> _The request_:
Copy out the entries below in full and exactly.

> _Raw records_:

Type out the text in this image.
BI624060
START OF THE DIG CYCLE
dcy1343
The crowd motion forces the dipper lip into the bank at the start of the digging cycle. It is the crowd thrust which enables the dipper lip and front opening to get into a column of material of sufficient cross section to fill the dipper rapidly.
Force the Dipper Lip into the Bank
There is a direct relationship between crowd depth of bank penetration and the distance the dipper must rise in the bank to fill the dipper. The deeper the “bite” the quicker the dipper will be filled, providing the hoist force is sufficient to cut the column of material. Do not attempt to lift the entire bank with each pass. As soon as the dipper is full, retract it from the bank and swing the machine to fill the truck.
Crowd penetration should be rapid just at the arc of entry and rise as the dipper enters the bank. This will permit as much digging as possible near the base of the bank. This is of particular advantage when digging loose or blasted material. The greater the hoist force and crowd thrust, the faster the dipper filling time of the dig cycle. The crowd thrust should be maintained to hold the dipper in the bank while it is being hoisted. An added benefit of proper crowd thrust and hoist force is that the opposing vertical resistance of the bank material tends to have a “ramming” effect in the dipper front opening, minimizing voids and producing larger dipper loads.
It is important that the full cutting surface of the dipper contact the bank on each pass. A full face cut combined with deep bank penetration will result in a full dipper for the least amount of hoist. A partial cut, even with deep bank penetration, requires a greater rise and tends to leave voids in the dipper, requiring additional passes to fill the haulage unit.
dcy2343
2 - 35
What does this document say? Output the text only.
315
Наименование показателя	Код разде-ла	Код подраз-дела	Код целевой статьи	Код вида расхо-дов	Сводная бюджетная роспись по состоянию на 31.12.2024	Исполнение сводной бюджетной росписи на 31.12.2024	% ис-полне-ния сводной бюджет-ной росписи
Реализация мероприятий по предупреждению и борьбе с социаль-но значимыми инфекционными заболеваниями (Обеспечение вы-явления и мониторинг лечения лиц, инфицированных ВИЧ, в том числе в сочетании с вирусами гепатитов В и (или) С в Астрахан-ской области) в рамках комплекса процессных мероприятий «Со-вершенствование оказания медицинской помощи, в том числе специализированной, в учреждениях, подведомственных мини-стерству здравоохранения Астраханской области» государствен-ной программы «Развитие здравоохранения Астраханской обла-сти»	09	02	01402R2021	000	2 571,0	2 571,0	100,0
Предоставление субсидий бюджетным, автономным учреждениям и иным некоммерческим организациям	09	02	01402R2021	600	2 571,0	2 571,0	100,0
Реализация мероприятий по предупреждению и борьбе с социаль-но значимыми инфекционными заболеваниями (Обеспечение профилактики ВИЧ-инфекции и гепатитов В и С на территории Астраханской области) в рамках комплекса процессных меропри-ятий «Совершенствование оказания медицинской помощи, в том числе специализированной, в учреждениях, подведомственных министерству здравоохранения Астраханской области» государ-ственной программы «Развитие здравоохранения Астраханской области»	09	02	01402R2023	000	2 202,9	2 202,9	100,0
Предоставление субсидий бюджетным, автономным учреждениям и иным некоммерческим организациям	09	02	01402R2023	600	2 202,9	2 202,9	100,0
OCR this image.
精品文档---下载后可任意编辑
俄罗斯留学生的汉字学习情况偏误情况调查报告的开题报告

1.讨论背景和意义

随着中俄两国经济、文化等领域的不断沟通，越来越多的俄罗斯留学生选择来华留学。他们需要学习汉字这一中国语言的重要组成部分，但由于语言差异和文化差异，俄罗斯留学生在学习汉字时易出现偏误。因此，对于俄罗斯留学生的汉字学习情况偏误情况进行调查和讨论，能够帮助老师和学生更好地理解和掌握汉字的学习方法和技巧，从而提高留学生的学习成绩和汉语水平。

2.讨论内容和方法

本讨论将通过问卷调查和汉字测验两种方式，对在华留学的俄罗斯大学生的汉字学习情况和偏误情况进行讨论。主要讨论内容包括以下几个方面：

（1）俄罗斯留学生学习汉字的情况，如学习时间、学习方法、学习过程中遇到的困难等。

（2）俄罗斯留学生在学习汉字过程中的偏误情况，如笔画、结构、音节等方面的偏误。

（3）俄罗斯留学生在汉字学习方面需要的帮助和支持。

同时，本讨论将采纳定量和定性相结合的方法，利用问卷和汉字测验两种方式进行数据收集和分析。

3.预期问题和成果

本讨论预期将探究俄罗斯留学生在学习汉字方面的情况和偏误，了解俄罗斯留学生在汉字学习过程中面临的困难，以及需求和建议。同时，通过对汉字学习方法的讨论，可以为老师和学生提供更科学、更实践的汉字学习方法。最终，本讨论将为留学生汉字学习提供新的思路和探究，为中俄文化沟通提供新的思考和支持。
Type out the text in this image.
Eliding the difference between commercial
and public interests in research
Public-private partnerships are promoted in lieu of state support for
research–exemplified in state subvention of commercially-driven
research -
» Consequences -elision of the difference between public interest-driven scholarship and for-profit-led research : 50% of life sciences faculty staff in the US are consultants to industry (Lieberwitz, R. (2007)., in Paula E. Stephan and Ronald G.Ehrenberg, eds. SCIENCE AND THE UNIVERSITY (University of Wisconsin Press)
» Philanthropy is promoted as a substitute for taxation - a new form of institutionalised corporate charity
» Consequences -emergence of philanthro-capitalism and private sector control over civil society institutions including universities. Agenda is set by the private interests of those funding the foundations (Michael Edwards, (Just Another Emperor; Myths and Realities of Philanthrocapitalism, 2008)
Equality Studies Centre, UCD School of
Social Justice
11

> _Written solution_:
Type out the text in this image.
BI624060
START OF THE DIG CYCLE
dcy1343
The crowd motion forces the dipper lip into the bank at the start of the digging cycle. It is the crowd thrust which enables the dipper lip and front opening to get into a column of material of sufficient cross section to fill the dipper rapidly.
Force the Dipper Lip into the Bank
There is a direct relationship between crowd depth of bank penetration and the distance the dipper must rise in the bank to fill the dipper. The deeper the “bite” the quicker the dipper will be filled, providing the hoist force is sufficient to cut the column of material. Do not attempt to lift the entire bank with each pass. As soon as the dipper is full, retract it from the bank and swing the machine to fill the truck.
Crowd penetration should be rapid just at the arc of entry and rise as the dipper enters the bank. This will permit as much digging as possible near the base of the bank. This is of particular advantage when digging loose or blasted material. The greater the hoist force and crowd thrust, the faster the dipper filling time of the dig cycle. The crowd thrust should be maintained to hold the dipper in the bank while it is being hoisted. An added benefit of proper crowd thrust and hoist force is that the opposing vertical resistance of the bank material tends to have a “ramming” effect in the dipper front opening, minimizing voids and producing larger dipper loads.
It is important that the full cutting surface of the dipper contact the bank on each pass. A full face cut combined with deep bank penetration will result in a full dipper for the least amount of hoist. A partial cut, even with deep bank penetration, requires a greater rise and tends to leave voids in the dipper, requiring additional passes to fill the haulage unit.
dcy2343
2 - 35
What does this document say? Output the text only.
315
Наименование показателя	Код разде-ла	Код подраз-дела	Код целевой статьи	Код вида расхо-дов	Сводная бюджетная роспись по состоянию на 31.12.2024	Исполнение сводной бюджетной росписи на 31.12.2024	% ис-полне-ния сводной бюджет-ной росписи
Реализация мероприятий по предупреждению и борьбе с социаль-но значимыми инфекционными заболеваниями (Обеспечение вы-явления и мониторинг лечения лиц, инфицированных ВИЧ, в том числе в сочетании с вирусами гепатитов В и (или) С в Астрахан-ской области) в рамках комплекса процессных мероприятий «Со-вершенствование оказания медицинской помощи, в том числе специализированной, в учреждениях, подведомственных мини-стерству здравоохранения Астраханской области» государствен-ной программы «Развитие здравоохранения Астраханской обла-сти»	09	02	01402R2021	000	2 571,0	2 571,0	100,0
Предоставление субсидий бюджетным, автономным учреждениям и иным некоммерческим организациям	09	02	01402R2021	600	2 571,0	2 571,0	100,0
Реализация мероприятий по предупреждению и борьбе с социаль-но значимыми инфекционными заболеваниями (Обеспечение профилактики ВИЧ-инфекции и гепатитов В и С на территории Астраханской области) в рамках комплекса процессных меропри-ятий «Совершенствование оказания медицинской помощи, в том числе специализированной, в учреждениях, подведомственных министерству здравоохранения Астраханской области» государ-ственной программы «Развитие здравоохранения Астраханской области»	09	02	01402R2023	000	2 202,9	2 202,9	100,0
Предоставление субсидий бюджетным, автономным учреждениям и иным некоммерческим организациям	09	02	01402R2023	600	2 202,9	2 202,9	100,0
OCR this image.
精品文档---下载后可任意编辑
俄罗斯留学生的汉字学习情况偏误情况调查报告的开题报告

1.讨论背景和意义

随着中俄两国经济、文化等领域的不断沟通，越来越多的俄罗斯留学生选择来华留学。他们需要学习汉字这一中国语言的重要组成部分，但由于语言差异和文化差异，俄罗斯留学生在学习汉字时易出现偏误。因此，对于俄罗斯留学生的汉字学习情况偏误情况进行调查和讨论，能够帮助老师和学生更好地理解和掌握汉字的学习方法和技巧，从而提高留学生的学习成绩和汉语水平。

2.讨论内容和方法

本讨论将通过问卷调查和汉字测验两种方式，对在华留学的俄罗斯大学生的汉字学习情况和偏误情况进行讨论。主要讨论内容包括以下几个方面：

（1）俄罗斯留学生学习汉字的情况，如学习时间、学习方法、学习过程中遇到的困难等。

（2）俄罗斯留学生在学习汉字过程中的偏误情况，如笔画、结构、音节等方面的偏误。

（3）俄罗斯留学生在汉字学习方面需要的帮助和支持。

同时，本讨论将采纳定量和定性相结合的方法，利用问卷和汉字测验两种方式进行数据收集和分析。

3.预期问题和成果

本讨论预期将探究俄罗斯留学生在学习汉字方面的情况和偏误，了解俄罗斯留学生在汉字学习过程中面临的困难，以及需求和建议。同时，通过对汉字学习方法的讨论，可以为老师和学生提供更科学、更实践的汉字学习方法。最终，本讨论将为留学生汉字学习提供新的思路和探究，为中俄文化沟通提供新的思考和支持。
Type out the text in this image.
Eliding the difference between commercial
and public interests in research
Public-private partnerships are promoted in lieu of state support for
research–exemplified in state subvention of commercially-driven
research -
» Consequences -elision of the difference between public interest-driven scholarship and for-profit-led research : 50% of life sciences faculty staff in the US are consultants to industry (Lieberwitz, R. (2007)., in Paula E. Stephan and Ronald G.Ehrenberg, eds. SCIENCE AND THE UNIVERSITY (University of Wisconsin Press)
» Philanthropy is promoted as a substitute for taxation - a new form of institutionalised corporate charity
» Consequences -emergence of philanthro-capitalism and private sector control over civil society institutions including universities. Agenda is set by the private interests of those funding the foundations (Michael Edwards, (Just Another Emperor; Myths and Realities of Philanthrocapitalism, 2008)
Equality Studies Centre, UCD School of
Social Justice
11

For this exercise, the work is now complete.